• [The records]:
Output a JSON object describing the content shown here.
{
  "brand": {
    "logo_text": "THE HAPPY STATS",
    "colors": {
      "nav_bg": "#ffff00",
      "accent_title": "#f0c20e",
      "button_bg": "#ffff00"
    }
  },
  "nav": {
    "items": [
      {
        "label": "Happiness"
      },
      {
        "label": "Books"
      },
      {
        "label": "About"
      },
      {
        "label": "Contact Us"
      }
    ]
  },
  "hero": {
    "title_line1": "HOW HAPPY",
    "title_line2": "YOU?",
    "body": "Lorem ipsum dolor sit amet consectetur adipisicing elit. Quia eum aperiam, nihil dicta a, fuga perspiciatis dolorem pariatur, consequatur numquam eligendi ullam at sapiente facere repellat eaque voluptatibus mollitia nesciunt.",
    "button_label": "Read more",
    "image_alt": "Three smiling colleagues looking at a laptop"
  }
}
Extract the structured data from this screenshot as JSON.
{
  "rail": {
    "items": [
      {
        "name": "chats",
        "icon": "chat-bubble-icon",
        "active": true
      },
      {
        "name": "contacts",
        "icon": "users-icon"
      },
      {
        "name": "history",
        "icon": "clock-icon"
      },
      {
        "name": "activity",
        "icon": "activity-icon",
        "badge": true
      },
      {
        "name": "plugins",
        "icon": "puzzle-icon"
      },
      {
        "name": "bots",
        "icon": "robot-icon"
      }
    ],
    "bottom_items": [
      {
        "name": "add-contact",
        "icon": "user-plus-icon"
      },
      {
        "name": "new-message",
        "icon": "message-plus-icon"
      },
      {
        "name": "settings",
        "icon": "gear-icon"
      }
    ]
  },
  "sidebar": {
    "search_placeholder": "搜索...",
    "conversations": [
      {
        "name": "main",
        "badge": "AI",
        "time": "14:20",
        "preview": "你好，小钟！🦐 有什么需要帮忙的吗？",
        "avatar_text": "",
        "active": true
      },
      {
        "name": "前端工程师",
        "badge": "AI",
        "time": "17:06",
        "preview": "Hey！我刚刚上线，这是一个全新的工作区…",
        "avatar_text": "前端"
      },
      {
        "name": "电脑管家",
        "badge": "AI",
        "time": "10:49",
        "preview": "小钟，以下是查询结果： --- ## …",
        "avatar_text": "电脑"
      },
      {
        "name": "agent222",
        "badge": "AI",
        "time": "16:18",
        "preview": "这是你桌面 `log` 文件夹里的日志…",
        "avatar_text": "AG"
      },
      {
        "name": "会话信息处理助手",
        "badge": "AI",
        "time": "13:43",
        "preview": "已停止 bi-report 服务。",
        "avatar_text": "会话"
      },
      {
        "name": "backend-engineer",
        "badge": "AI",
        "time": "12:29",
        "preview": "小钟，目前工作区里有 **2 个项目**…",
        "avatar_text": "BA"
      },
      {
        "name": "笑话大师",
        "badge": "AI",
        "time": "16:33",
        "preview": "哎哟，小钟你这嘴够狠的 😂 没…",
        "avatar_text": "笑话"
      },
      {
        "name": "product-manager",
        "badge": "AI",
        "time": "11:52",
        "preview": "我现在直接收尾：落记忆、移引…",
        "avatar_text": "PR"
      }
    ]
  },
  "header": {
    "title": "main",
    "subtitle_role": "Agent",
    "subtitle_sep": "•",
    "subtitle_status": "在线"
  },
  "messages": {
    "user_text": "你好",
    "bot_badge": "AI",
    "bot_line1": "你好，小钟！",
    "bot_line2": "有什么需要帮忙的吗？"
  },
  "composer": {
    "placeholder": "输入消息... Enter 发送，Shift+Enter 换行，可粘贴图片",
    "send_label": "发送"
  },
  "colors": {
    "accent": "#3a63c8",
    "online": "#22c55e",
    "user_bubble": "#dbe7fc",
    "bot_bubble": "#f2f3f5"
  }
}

• [Challenge]:
Search the lines for the string "time" and copy every line that has it.

• [Result for this exercise]:
        "time": "14:20",
        "time": "17:06",
        "time": "10:49",
        "time": "16:18",
        "time": "13:43",
        "time": "12:29",
        "time": "16:33",
        "time": "11:52",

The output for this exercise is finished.